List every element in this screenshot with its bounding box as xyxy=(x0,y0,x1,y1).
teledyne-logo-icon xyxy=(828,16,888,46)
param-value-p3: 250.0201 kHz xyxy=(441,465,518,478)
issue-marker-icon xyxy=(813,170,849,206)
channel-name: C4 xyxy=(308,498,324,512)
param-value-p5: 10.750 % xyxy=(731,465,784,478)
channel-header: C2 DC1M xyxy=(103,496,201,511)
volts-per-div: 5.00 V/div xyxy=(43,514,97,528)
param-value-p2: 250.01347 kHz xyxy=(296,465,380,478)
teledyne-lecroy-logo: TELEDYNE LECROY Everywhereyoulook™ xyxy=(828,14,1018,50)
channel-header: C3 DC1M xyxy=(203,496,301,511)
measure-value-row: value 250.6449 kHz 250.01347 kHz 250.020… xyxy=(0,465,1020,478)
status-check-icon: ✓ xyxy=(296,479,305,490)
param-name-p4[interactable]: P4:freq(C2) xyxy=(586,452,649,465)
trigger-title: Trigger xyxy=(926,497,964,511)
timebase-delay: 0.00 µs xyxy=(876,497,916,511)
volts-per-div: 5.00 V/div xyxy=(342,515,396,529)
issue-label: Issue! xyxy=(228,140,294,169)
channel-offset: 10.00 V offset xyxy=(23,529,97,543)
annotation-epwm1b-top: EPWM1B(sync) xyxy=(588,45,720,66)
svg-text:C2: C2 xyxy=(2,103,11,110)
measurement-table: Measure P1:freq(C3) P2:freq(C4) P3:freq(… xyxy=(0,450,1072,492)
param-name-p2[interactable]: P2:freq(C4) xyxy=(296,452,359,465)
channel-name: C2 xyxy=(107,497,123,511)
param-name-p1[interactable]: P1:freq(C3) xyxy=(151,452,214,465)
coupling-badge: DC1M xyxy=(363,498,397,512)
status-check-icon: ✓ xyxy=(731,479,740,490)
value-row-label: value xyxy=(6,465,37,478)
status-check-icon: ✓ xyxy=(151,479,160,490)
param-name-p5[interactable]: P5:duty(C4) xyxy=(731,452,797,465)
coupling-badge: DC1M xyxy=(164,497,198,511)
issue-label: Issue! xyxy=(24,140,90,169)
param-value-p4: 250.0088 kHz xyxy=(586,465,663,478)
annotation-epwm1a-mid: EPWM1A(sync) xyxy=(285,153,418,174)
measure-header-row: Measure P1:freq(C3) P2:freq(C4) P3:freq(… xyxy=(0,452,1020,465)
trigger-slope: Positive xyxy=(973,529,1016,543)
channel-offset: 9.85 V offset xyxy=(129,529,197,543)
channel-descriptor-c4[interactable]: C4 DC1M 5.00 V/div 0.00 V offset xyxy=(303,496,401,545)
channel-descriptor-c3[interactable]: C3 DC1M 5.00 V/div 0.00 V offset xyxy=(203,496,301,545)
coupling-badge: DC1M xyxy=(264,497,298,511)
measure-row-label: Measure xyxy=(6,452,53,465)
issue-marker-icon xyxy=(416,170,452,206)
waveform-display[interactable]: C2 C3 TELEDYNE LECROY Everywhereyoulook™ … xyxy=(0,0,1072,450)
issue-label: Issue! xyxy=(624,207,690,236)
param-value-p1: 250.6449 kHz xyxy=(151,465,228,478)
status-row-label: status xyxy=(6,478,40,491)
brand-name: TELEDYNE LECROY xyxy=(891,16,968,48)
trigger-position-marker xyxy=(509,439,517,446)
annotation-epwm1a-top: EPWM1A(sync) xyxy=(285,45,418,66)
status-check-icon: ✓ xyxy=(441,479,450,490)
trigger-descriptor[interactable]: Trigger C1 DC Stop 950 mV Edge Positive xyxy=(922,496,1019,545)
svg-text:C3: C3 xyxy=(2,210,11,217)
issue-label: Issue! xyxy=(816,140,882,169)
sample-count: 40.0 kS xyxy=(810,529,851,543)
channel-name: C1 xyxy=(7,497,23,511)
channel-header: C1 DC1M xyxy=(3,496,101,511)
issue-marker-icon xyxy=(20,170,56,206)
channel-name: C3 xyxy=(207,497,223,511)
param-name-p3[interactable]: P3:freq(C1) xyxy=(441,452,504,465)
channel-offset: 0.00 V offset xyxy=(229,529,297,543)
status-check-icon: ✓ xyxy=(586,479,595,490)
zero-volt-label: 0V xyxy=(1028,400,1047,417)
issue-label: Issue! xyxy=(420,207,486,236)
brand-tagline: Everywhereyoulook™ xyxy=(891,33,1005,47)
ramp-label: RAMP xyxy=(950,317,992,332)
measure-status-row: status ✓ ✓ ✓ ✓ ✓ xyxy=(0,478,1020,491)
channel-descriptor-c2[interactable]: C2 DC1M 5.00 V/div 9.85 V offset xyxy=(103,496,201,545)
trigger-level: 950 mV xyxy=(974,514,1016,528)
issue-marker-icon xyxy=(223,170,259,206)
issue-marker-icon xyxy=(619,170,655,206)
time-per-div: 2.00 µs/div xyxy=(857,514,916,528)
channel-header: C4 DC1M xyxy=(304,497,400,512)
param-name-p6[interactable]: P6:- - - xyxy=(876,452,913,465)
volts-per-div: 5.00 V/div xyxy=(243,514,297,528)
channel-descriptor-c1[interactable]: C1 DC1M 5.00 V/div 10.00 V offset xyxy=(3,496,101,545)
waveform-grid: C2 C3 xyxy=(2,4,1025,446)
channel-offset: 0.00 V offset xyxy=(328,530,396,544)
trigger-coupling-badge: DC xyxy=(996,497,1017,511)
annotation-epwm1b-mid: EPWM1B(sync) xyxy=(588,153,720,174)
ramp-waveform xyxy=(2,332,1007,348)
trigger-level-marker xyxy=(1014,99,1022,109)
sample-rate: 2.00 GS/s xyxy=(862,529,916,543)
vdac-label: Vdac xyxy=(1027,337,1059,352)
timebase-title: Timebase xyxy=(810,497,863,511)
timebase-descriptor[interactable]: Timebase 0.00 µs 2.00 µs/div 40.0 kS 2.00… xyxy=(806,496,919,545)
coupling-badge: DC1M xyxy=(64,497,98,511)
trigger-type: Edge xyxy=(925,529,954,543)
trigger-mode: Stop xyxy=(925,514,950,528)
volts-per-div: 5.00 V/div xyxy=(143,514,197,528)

——————————

**EXERCISE**
Convert the stretch from the start of the listing through the line containing "param-value-p4: 250.0088 kHz" into a numbered list, omitting any blank lines.

**ANSWER TO THE TASK**
1. List every element in this screenshot with its bounding box as xyxy=(x0,y0,x1,y1).
2. teledyne-logo-icon xyxy=(828,16,888,46)
3. param-value-p3: 250.0201 kHz xyxy=(441,465,518,478)
4. issue-marker-icon xyxy=(813,170,849,206)
5. channel-name: C4 xyxy=(308,498,324,512)
6. param-value-p5: 10.750 % xyxy=(731,465,784,478)
7. channel-header: C2 DC1M xyxy=(103,496,201,511)
8. volts-per-div: 5.00 V/div xyxy=(43,514,97,528)
9. param-value-p2: 250.01347 kHz xyxy=(296,465,380,478)
10. teledyne-lecroy-logo: TELEDYNE LECROY Everywhereyoulook™ xyxy=(828,14,1018,50)
11. channel-header: C3 DC1M xyxy=(203,496,301,511)
12. measure-value-row: value 250.6449 kHz 250.01347 kHz 250.020… xyxy=(0,465,1020,478)
13. status-check-icon: ✓ xyxy=(296,479,305,490)
14. param-name-p4[interactable]: P4:freq(C2) xyxy=(586,452,649,465)
15. trigger-title: Trigger xyxy=(926,497,964,511)
16. timebase-delay: 0.00 µs xyxy=(876,497,916,511)
17. volts-per-div: 5.00 V/div xyxy=(342,515,396,529)
18. issue-label: Issue! xyxy=(228,140,294,169)
19. channel-offset: 10.00 V offset xyxy=(23,529,97,543)
20. annotation-epwm1b-top: EPWM1B(sync) xyxy=(588,45,720,66)
21. svg-text:C2: C2 xyxy=(2,103,11,110)
22. measurement-table: Measure P1:freq(C3) P2:freq(C4) P3:freq(… xyxy=(0,450,1072,492)
23. param-name-p2[interactable]: P2:freq(C4) xyxy=(296,452,359,465)
24. channel-name: C2 xyxy=(107,497,123,511)
25. param-name-p1[interactable]: P1:freq(C3) xyxy=(151,452,214,465)
26. coupling-badge: DC1M xyxy=(363,498,397,512)
27. status-check-icon: ✓ xyxy=(731,479,740,490)
28. value-row-label: value xyxy=(6,465,37,478)
29. status-check-icon: ✓ xyxy=(151,479,160,490)
30. param-name-p5[interactable]: P5:duty(C4) xyxy=(731,452,797,465)
31. coupling-badge: DC1M xyxy=(164,497,198,511)
32. issue-label: Issue! xyxy=(24,140,90,169)
33. param-value-p4: 250.0088 kHz xyxy=(586,465,663,478)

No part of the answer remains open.